Data records
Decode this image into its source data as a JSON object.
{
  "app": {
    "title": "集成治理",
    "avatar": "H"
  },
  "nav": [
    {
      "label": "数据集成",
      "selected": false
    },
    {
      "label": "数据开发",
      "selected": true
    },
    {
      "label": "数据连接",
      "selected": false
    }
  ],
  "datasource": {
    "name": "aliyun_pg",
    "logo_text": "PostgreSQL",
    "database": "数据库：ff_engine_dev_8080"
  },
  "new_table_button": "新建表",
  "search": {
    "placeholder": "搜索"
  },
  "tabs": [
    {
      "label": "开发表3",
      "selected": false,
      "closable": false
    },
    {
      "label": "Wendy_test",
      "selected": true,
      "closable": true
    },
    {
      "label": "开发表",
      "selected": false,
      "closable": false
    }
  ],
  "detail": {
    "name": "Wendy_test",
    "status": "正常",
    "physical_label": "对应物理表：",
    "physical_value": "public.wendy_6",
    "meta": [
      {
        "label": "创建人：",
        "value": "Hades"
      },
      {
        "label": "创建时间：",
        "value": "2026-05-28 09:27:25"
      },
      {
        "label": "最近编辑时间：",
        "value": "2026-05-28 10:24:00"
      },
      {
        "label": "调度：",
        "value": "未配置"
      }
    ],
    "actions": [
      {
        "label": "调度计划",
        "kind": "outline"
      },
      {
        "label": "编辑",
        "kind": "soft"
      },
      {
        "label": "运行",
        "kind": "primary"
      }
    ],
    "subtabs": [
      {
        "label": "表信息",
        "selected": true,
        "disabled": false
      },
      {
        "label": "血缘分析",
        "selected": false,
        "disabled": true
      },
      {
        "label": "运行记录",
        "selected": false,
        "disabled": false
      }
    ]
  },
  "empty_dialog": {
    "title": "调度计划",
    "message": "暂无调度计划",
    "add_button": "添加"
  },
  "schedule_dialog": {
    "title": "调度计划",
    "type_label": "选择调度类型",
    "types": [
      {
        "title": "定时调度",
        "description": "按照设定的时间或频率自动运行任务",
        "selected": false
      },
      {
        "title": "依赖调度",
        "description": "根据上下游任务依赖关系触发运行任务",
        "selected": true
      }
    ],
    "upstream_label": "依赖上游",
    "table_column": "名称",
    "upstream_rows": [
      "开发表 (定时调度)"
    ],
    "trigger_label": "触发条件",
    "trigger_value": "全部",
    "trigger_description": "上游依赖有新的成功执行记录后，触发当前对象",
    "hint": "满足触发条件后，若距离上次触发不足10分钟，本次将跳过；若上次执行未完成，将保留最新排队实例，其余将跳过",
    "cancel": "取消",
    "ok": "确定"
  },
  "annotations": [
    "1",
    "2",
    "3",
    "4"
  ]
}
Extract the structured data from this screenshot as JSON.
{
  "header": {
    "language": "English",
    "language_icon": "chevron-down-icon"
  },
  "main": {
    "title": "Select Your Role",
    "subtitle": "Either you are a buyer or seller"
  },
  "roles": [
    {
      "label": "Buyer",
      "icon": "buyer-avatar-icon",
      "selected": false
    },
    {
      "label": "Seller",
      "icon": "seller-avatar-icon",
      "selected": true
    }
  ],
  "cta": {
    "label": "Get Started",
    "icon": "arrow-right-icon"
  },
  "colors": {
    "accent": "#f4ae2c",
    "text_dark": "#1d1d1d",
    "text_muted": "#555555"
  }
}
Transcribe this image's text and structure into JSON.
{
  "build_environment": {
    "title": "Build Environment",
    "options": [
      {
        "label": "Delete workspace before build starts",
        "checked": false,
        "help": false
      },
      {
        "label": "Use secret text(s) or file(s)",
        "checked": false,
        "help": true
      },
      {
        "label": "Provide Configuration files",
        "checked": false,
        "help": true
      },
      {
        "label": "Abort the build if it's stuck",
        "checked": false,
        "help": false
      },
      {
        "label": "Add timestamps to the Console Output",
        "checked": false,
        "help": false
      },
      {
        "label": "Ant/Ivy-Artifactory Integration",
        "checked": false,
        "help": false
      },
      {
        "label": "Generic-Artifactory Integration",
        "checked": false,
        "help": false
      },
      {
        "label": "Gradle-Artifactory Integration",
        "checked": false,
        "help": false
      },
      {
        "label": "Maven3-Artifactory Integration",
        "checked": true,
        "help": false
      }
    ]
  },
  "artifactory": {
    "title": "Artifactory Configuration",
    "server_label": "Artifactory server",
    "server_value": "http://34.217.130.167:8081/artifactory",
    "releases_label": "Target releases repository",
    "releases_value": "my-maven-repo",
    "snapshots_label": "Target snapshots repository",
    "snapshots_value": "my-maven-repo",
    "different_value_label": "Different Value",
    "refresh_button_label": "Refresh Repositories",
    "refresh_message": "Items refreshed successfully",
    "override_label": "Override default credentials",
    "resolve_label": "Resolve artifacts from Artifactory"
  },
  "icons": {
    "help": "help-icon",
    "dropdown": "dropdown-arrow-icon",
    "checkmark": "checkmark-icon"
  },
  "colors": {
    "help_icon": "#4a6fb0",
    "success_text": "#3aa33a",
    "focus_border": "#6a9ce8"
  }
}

Stated exercise
Which lines include "true"? Copy each of them out.

The solution
      "selected": true
      "selected": true,
      "closable": true
        "selected": true,
        "disabled": true
        "selected": true
      "selected": true
        "help": true
        "help": true
        "checked": true,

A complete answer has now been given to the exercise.